> **Given instruction**
Go through the records and give each one again exactly.

[Saved data entries]
########

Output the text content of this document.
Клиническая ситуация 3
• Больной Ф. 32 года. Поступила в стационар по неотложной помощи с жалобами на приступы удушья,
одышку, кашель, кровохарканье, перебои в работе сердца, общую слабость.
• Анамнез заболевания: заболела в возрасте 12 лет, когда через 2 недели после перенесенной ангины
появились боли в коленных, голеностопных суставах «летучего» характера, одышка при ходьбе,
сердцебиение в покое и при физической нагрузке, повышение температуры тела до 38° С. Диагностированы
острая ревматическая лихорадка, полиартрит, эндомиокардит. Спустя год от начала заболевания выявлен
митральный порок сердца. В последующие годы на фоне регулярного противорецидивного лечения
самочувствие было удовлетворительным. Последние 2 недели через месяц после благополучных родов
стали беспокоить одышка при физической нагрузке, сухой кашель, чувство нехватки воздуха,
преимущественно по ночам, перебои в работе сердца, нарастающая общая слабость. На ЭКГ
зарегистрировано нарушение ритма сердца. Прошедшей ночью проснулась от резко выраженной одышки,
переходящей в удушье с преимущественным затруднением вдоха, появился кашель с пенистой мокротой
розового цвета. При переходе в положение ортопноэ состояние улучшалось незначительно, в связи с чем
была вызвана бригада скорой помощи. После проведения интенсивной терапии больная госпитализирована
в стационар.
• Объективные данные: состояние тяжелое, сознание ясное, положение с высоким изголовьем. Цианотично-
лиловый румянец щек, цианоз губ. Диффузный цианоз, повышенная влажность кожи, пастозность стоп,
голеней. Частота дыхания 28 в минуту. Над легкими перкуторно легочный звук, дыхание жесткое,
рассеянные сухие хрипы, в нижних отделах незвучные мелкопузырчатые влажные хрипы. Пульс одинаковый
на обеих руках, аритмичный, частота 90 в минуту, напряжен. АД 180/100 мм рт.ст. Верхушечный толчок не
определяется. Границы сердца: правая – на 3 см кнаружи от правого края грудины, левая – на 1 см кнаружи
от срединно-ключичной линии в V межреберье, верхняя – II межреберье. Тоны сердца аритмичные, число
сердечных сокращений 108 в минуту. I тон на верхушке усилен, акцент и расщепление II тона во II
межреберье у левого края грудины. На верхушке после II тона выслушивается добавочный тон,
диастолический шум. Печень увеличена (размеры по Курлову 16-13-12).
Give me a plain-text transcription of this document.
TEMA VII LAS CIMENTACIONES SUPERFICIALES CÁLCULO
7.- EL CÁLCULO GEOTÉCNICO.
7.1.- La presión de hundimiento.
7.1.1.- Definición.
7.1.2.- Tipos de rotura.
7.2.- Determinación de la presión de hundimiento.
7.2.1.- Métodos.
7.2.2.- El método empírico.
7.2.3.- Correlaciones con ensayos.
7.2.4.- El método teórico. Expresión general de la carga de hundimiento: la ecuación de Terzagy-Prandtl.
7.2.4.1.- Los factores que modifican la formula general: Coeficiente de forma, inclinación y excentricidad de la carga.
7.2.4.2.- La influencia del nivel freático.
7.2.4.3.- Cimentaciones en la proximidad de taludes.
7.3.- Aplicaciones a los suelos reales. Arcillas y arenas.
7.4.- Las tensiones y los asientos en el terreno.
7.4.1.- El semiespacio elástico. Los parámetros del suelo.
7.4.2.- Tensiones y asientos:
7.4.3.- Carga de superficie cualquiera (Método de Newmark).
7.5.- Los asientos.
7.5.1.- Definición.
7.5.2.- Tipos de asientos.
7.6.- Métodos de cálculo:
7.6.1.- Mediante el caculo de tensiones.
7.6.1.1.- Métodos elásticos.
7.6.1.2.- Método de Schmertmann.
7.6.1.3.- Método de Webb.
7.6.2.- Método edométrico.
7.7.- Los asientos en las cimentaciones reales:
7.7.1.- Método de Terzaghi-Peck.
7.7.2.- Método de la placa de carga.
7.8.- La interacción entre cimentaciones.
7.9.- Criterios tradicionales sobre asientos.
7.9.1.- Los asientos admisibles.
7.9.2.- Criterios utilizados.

########

> **Answer**
Output the text content of this document.
Клиническая ситуация 3
• Больной Ф. 32 года. Поступила в стационар по неотложной помощи с жалобами на приступы удушья,
одышку, кашель, кровохарканье, перебои в работе сердца, общую слабость.
• Анамнез заболевания: заболела в возрасте 12 лет, когда через 2 недели после перенесенной ангины
появились боли в коленных, голеностопных суставах «летучего» характера, одышка при ходьбе,
сердцебиение в покое и при физической нагрузке, повышение температуры тела до 38° С. Диагностированы
острая ревматическая лихорадка, полиартрит, эндомиокардит. Спустя год от начала заболевания выявлен
митральный порок сердца. В последующие годы на фоне регулярного противорецидивного лечения
самочувствие было удовлетворительным. Последние 2 недели через месяц после благополучных родов
стали беспокоить одышка при физической нагрузке, сухой кашель, чувство нехватки воздуха,
преимущественно по ночам, перебои в работе сердца, нарастающая общая слабость. На ЭКГ
зарегистрировано нарушение ритма сердца. Прошедшей ночью проснулась от резко выраженной одышки,
переходящей в удушье с преимущественным затруднением вдоха, появился кашель с пенистой мокротой
розового цвета. При переходе в положение ортопноэ состояние улучшалось незначительно, в связи с чем
была вызвана бригада скорой помощи. После проведения интенсивной терапии больная госпитализирована
в стационар.
• Объективные данные: состояние тяжелое, сознание ясное, положение с высоким изголовьем. Цианотично-
лиловый румянец щек, цианоз губ. Диффузный цианоз, повышенная влажность кожи, пастозность стоп,
голеней. Частота дыхания 28 в минуту. Над легкими перкуторно легочный звук, дыхание жесткое,
рассеянные сухие хрипы, в нижних отделах незвучные мелкопузырчатые влажные хрипы. Пульс одинаковый
на обеих руках, аритмичный, частота 90 в минуту, напряжен. АД 180/100 мм рт.ст. Верхушечный толчок не
определяется. Границы сердца: правая – на 3 см кнаружи от правого края грудины, левая – на 1 см кнаружи
от срединно-ключичной линии в V межреберье, верхняя – II межреберье. Тоны сердца аритмичные, число
сердечных сокращений 108 в минуту. I тон на верхушке усилен, акцент и расщепление II тона во II
межреберье у левого края грудины. На верхушке после II тона выслушивается добавочный тон,
диастолический шум. Печень увеличена (размеры по Курлову 16-13-12).
Give me a plain-text transcription of this document.
TEMA VII LAS CIMENTACIONES SUPERFICIALES CÁLCULO
7.- EL CÁLCULO GEOTÉCNICO.
7.1.- La presión de hundimiento.
7.1.1.- Definición.
7.1.2.- Tipos de rotura.
7.2.- Determinación de la presión de hundimiento.
7.2.1.- Métodos.
7.2.2.- El método empírico.
7.2.3.- Correlaciones con ensayos.
7.2.4.- El método teórico. Expresión general de la carga de hundimiento: la ecuación de Terzagy-Prandtl.
7.2.4.1.- Los factores que modifican la formula general: Coeficiente de forma, inclinación y excentricidad de la carga.
7.2.4.2.- La influencia del nivel freático.
7.2.4.3.- Cimentaciones en la proximidad de taludes.
7.3.- Aplicaciones a los suelos reales. Arcillas y arenas.
7.4.- Las tensiones y los asientos en el terreno.
7.4.1.- El semiespacio elástico. Los parámetros del suelo.
7.4.2.- Tensiones y asientos:
7.4.3.- Carga de superficie cualquiera (Método de Newmark).
7.5.- Los asientos.
7.5.1.- Definición.
7.5.2.- Tipos de asientos.
7.6.- Métodos de cálculo:
7.6.1.- Mediante el caculo de tensiones.
7.6.1.1.- Métodos elásticos.
7.6.1.2.- Método de Schmertmann.
7.6.1.3.- Método de Webb.
7.6.2.- Método edométrico.
7.7.- Los asientos en las cimentaciones reales:
7.7.1.- Método de Terzaghi-Peck.
7.7.2.- Método de la placa de carga.
7.8.- La interacción entre cimentaciones.
7.9.- Criterios tradicionales sobre asientos.
7.9.1.- Los asientos admisibles.
7.9.2.- Criterios utilizados.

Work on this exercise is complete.